▶ Set exercise
Continue the guide to spotting fake gemstones from the point where it stops.

▶ Document passage
--- Begin ---

Extremely deep purple at a very low price.

02

Citrine

Common fakes

Heat-treated amethyst sold as natural citrine.

The tell

Natural citrine has a pale yellow to smoky yellow color. Heat-treated amethyst is a vivid orange-yellow with white bases on points (amethyst matrix showing through). Nearly all 'citrine' on the market is heat-treated amethyst.

Red flag

Bright orange color with a white cloudy base on points or clusters.

03

Turquoise

Common fakes

Dyed howlite, dyed magnesite, reconstituted turquoise, plastic, stabilized turquoise sold as natural.

The tell

Real turquoise has irregular matrix patterns (black or brown veining). Dyed howlite shows color pooling in the veins under magnification. Plastic warms in hand quickly.

Red flag

Perfect blue color with crisp black lines at a low price.

04

Moldavite

Common fakes

Green bottle glass cast in moldavite-like shapes.

The tell

Real moldavite has characteristic textured surface with bubbles and grooves from rapid cooling. Fake moldavite is smooth and has regular bubble patterns under magnification.

Red flag

Moldavite under $10 per gram. Real moldavite is deposits-limited and priced accordingly.

05

Malachite

Common fakes

Resin with malachite-green pigment, dyed howlite.

The tell

Real malachite is heavy and cool. Run a needle across an inconspicuous spot: real malachite resists scratching (Mohs ~4) but resin scratches easily. Real malachite has concentric ring banding with varying light and dark greens.

Red flag

Identical banding patterns across multiple pieces (a tell for molded resin).

06

Opal

Common fakes

Opalite (glass), resin composites, doublets, triplets.

The tell

Real opal shows play-of-color that shifts as you rotate the stone. Opalite is a milky glass that glows when backlit but does not flash spectral colors. Doublets have a clear seam visible from the side under magnification.

Red flag

Uniform blue or pink glow without color flashes. Cabochons with a perfectly flat back.

07

Pearl

Common fakes

Plastic pearls, glass pearls, shell pearls.

The tell

The tooth test. Real pearls feel gritty when lightly rubbed against the edge of your teeth. Fake pearls feel smooth. Real pearls also have slight surface irregularities under magnification; fakes look perfectly uniform.

Red flag

Perfectly round, perfectly matched strand at a low price.

08

Lapis Lazuli

Common fakes

Dyed jasper, dyed howlite, resin composites.

--- End ---

▶ Data provided
--- Begin ---

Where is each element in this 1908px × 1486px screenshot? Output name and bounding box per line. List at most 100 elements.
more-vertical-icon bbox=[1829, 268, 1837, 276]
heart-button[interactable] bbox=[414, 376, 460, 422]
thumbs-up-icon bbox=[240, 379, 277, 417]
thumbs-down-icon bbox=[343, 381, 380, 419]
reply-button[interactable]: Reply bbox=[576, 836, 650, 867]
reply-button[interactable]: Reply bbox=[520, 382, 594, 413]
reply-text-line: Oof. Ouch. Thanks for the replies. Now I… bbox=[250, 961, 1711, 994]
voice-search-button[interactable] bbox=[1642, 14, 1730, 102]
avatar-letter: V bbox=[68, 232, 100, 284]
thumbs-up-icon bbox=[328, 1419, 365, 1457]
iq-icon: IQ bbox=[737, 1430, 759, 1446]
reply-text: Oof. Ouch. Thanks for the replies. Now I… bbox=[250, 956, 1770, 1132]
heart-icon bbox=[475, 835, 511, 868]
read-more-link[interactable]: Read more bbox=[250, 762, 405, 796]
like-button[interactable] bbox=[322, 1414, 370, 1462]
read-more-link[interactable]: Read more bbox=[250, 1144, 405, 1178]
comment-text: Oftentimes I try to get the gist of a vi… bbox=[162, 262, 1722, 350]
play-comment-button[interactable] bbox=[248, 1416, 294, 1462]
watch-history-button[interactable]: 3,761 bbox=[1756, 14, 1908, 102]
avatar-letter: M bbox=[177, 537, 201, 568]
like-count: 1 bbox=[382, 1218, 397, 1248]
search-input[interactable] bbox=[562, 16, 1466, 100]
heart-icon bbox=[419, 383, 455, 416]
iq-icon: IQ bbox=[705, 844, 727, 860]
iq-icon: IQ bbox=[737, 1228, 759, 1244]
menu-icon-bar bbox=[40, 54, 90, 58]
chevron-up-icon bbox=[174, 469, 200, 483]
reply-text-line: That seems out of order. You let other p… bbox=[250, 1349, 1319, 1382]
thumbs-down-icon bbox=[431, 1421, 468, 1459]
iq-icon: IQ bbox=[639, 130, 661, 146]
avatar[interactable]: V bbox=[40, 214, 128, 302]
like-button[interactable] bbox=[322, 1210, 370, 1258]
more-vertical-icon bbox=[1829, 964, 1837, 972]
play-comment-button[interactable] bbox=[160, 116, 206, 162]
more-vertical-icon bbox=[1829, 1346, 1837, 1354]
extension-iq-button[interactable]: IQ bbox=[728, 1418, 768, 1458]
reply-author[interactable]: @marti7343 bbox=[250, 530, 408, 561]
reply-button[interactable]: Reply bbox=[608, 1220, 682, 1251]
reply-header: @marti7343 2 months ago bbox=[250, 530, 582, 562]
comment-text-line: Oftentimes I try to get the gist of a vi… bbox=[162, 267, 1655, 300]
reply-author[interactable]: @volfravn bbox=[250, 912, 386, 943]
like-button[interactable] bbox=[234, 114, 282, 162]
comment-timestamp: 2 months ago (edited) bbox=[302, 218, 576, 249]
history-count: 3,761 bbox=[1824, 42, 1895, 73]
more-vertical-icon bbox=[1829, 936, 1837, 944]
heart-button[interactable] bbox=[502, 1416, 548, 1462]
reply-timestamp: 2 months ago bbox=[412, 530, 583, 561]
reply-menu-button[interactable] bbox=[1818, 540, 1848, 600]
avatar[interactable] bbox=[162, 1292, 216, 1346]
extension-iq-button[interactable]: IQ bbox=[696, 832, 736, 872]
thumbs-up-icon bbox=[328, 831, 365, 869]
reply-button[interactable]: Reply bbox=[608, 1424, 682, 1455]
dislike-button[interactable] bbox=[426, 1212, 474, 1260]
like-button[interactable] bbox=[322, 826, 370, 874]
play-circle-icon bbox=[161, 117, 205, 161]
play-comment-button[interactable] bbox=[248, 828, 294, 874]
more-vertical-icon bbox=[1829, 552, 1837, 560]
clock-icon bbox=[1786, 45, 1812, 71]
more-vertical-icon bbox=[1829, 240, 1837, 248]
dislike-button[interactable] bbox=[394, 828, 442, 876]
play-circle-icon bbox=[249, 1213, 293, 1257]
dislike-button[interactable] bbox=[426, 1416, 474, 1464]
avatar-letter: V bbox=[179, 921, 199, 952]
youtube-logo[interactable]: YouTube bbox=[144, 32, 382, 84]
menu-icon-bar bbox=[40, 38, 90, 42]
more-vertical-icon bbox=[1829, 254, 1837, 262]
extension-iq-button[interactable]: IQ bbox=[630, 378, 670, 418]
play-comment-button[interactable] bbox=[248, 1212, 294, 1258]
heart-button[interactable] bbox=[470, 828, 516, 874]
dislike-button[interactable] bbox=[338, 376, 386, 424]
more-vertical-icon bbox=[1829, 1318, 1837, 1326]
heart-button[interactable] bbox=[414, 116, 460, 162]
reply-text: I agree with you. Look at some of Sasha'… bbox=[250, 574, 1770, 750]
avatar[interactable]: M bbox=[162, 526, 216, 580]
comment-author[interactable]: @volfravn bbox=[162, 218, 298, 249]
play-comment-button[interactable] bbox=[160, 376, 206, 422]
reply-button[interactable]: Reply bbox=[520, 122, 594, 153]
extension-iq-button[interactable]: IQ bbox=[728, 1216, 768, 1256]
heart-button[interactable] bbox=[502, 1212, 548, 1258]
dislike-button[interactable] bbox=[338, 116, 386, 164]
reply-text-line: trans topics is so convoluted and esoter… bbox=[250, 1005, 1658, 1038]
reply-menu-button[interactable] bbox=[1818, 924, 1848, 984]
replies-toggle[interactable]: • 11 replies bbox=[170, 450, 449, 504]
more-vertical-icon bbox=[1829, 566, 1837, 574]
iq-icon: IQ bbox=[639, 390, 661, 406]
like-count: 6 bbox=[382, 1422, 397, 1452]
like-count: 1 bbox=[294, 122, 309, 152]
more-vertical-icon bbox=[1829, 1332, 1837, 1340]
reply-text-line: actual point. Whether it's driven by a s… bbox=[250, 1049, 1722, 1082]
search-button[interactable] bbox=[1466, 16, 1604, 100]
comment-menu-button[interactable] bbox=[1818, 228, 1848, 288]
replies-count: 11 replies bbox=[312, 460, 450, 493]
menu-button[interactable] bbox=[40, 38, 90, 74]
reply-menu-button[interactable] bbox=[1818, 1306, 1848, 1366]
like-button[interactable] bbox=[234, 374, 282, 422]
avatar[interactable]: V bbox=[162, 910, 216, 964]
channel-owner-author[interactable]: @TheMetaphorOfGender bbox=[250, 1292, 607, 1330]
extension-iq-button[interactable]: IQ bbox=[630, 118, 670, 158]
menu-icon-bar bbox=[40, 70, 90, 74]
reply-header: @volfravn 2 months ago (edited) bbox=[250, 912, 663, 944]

--- End ---

▶ Output of the exercise
The tell

Real lapis has gold or brass-colored pyrite inclusions. Dyed stones sometimes have fake pyrite-like specks that look painted on. Acetone on a cotton swab will remove dye from fake lapis (test an inconspicuous spot).

Red flag

Uniform, crayon-like blue without any natural variation.

09

Rose Quartz

Common fakes

Pink glass, dyed quartz.

The tell

Real rose quartz has subtle internal cloudiness and pale pink color with variations across the piece. Glass fakes are often too clear or too uniformly pink. A strand of 'rose quartz' with identically saturated beads is suspicious.

Red flag

Bubbly inclusions under magnification indicate glass.

10

Clear Quartz

Common fakes

Glass, synthetic quartz, leaded crystal.

The tell

Natural quartz often contains small internal inclusions or veils. Glass is too clear, or has bubbles if poor quality. Quartz is cool to the touch; glass warms faster.

Red flag

Perfect transparency with zero inclusions, uniform shape, and low price.

11

Emerald

Common fakes

Green glass, dyed beryl, synthetic emeralds, green cubic zirconia.

The tell

Real emeralds almost always have visible inclusions (jardin). A flawless emerald is either lab-grown or not an emerald. Under a jeweler's loupe, natural emerald inclusions look like internal cracks or wispy clouds.

Red flag

Perfectly clear green stone sold as natural emerald at a low price.

12

Ruby

Common fakes

Glass-filled corundum, synthetic ruby, garnet, red spinel.

The tell

Real ruby has silk-like inclusions under magnification. Glass-filled rubies show gas bubbles at the filled fractures. Garnet lacks ruby's fluorescence under UV light.

Red flag

Perfectly clean, saturated red at a price too good to be true.

13

Jade (Jadeite and Nephrite)

Common fakes

Dyed serpentine, dyed quartzite, plastic, glass.

The tell

Real jade is surprisingly dense and cool. Tap two pieces together: real jade makes a clean, clear ringing sound. Plastic makes a dull click. Dyed jade shows color concentrated at the surface under magnification.

Red flag

Uniform vivid green color with no variation.

14

Obsidian

Common fakes

Black glass.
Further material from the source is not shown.